[Excerpts from a figure dataset]
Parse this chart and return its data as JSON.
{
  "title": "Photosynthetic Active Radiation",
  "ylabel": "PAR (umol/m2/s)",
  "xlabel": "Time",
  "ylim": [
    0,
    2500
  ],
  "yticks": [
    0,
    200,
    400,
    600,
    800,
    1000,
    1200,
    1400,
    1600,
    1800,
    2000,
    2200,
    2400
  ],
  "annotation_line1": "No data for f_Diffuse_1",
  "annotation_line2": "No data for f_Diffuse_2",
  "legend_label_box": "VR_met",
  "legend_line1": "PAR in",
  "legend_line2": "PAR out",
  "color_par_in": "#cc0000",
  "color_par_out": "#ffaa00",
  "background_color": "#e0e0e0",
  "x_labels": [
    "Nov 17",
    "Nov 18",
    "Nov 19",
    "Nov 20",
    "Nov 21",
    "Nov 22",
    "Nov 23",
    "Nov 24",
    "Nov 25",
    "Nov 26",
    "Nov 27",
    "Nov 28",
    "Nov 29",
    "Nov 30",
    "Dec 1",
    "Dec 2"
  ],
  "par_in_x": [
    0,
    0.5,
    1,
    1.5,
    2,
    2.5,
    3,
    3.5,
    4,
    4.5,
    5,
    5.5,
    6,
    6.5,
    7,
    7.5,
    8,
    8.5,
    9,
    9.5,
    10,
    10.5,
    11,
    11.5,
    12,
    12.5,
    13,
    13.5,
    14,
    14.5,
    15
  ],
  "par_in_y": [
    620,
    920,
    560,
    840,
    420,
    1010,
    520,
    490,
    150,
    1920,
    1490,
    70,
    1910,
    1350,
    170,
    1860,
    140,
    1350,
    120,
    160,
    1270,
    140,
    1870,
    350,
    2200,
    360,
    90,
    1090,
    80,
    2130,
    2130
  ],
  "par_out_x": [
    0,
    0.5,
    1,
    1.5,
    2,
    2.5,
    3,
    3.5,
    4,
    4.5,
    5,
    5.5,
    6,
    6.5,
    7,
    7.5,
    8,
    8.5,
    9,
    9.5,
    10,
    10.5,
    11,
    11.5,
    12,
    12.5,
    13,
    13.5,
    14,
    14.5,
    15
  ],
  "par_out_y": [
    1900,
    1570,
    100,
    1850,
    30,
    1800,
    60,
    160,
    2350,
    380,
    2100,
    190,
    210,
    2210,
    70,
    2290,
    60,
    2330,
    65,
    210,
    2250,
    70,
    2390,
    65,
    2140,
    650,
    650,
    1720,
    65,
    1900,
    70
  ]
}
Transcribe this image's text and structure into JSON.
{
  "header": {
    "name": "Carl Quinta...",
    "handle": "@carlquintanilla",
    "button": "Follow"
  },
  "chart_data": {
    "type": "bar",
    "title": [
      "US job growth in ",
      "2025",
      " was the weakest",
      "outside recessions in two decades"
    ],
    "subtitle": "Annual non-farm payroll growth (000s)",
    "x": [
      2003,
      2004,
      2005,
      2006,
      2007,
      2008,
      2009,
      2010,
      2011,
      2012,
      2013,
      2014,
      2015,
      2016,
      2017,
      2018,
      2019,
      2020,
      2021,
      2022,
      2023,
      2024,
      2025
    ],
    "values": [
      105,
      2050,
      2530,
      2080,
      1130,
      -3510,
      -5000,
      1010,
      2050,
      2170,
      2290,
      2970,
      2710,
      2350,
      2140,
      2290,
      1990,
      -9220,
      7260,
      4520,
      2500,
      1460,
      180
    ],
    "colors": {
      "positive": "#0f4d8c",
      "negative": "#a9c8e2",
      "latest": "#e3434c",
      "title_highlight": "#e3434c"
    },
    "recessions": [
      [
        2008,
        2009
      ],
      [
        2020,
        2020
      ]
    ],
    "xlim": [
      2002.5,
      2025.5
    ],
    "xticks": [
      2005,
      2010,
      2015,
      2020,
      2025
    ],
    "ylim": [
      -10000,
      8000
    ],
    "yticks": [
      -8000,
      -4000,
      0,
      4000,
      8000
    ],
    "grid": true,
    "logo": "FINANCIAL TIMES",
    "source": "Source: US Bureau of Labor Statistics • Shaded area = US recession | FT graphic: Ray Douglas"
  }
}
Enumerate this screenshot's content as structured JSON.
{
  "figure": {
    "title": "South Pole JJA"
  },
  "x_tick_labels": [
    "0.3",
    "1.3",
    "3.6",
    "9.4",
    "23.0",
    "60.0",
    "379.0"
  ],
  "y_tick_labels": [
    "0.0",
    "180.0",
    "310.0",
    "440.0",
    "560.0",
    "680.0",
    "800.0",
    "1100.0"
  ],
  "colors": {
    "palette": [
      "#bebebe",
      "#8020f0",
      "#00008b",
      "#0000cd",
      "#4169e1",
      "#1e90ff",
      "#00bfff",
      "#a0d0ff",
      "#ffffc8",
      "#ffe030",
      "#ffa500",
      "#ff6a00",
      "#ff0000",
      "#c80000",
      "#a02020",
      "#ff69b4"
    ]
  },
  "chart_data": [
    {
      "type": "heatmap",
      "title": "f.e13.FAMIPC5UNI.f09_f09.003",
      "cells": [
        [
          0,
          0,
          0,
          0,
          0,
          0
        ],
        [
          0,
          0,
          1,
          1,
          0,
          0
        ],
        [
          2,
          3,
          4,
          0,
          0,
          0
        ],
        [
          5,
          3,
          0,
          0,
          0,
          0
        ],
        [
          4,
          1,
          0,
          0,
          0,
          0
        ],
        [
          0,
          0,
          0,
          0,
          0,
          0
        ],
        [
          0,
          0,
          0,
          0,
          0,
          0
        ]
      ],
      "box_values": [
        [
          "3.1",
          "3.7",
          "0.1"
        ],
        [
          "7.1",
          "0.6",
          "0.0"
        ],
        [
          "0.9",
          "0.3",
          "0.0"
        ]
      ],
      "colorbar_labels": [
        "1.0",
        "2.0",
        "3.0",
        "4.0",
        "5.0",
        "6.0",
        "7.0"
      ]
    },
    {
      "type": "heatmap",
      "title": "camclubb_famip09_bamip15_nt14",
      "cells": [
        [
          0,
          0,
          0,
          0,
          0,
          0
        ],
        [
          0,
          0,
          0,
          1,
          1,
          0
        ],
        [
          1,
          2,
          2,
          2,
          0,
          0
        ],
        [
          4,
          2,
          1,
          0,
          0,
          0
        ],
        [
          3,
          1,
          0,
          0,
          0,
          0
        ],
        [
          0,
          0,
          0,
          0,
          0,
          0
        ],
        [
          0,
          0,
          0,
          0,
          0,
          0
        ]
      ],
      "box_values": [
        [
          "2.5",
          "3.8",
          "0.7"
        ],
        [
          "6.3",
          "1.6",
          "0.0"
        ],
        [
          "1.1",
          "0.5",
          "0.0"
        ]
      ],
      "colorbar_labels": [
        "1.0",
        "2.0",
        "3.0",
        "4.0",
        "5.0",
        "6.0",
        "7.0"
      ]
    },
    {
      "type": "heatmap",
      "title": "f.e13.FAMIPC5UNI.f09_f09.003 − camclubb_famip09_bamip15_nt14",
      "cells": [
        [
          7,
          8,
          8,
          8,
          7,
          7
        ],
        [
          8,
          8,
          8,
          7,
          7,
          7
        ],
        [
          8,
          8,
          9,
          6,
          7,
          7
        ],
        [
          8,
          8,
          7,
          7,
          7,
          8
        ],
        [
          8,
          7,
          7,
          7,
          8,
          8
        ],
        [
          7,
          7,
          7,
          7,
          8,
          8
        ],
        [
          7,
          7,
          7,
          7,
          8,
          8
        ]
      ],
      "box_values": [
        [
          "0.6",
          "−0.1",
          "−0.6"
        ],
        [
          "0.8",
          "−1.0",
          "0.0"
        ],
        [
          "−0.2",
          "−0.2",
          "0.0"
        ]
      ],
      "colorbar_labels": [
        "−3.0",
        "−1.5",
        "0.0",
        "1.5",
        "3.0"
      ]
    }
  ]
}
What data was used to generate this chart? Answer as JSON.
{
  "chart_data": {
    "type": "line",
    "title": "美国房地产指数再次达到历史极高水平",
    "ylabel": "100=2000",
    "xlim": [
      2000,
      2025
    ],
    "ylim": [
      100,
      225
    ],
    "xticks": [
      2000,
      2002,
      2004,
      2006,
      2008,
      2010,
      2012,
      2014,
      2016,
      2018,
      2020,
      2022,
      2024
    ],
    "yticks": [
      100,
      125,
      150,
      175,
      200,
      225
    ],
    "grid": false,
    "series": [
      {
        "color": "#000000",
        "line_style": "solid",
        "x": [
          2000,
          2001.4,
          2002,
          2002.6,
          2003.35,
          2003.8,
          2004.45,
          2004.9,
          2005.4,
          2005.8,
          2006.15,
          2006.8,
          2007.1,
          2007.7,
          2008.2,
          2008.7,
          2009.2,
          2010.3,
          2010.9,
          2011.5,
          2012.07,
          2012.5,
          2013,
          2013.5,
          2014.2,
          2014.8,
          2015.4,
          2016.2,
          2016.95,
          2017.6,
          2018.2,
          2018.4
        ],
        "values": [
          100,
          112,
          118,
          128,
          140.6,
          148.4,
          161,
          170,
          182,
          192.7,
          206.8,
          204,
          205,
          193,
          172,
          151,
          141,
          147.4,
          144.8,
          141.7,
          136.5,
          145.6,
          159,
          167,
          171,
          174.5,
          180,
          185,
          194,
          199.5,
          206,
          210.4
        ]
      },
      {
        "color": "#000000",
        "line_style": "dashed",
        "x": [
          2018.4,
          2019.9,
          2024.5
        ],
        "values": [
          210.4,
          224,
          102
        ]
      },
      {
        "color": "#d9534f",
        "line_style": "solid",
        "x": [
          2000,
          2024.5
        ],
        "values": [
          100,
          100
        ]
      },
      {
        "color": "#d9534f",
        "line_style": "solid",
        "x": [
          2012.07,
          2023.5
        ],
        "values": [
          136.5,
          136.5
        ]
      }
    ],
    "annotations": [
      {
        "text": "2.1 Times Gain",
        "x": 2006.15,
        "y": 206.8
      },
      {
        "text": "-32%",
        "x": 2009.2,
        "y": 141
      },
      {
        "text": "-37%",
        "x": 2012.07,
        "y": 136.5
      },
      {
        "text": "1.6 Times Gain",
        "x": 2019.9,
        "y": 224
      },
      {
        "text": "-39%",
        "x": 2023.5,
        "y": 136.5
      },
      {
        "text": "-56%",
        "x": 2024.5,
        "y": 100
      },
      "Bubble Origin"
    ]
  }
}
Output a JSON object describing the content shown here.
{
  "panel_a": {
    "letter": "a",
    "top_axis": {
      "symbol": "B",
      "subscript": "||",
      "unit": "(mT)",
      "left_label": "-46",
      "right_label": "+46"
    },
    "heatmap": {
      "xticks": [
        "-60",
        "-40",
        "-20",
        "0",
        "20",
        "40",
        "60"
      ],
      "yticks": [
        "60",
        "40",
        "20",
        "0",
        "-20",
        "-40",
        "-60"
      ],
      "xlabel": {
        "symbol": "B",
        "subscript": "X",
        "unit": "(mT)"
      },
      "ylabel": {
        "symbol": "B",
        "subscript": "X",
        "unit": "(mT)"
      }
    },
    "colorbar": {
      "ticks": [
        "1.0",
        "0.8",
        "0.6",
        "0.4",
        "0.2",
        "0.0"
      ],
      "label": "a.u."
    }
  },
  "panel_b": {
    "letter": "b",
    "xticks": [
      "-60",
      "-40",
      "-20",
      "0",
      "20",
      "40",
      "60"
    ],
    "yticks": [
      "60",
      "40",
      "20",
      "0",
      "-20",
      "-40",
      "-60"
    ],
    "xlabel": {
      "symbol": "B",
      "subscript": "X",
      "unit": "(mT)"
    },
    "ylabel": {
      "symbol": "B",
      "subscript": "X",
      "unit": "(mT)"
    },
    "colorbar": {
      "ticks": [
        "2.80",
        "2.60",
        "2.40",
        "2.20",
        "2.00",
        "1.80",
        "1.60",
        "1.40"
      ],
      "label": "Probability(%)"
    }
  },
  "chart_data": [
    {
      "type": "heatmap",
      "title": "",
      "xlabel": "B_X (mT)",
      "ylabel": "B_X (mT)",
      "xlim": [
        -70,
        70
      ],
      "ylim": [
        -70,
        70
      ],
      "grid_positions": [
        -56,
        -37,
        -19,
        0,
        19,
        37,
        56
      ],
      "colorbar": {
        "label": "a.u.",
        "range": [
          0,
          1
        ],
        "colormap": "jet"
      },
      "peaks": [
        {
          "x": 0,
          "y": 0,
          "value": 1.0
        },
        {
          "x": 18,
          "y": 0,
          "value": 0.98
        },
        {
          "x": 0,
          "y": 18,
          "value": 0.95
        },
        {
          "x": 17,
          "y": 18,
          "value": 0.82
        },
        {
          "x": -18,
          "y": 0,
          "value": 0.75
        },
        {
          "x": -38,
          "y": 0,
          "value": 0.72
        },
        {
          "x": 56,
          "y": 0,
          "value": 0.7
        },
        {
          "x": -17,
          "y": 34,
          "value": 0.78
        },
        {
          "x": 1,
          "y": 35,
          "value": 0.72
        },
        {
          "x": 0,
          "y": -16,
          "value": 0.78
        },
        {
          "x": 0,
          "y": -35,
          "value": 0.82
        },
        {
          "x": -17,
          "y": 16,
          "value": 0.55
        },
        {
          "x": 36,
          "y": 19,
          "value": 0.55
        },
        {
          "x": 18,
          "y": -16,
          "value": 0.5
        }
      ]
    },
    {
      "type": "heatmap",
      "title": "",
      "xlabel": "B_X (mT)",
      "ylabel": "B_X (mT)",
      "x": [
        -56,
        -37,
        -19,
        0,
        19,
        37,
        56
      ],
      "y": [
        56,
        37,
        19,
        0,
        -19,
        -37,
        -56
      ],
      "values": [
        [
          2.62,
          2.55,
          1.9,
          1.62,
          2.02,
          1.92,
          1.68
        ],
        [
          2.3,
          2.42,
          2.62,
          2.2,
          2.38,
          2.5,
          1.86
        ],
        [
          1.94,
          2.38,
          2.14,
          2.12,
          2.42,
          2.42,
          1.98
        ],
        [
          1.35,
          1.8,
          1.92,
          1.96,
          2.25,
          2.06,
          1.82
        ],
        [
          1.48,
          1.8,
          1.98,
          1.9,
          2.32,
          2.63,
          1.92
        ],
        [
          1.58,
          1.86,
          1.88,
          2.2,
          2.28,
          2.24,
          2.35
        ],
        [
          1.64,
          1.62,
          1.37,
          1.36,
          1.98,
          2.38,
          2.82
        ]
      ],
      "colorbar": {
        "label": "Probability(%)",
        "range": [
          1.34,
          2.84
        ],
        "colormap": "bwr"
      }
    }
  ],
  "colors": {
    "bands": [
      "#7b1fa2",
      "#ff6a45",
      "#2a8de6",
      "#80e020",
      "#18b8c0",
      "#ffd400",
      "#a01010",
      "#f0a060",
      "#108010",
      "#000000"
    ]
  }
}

Written problem:
Show the lines of the records that contain the word "text".

Answer for this exercise:
Transcribe this image's text and structure into JSON.
        "text": "2.1 Times Gain",
        "text": "-32%",
        "text": "-37%",
        "text": "1.6 Times Gain",
        "text": "-39%",
        "text": "-56%",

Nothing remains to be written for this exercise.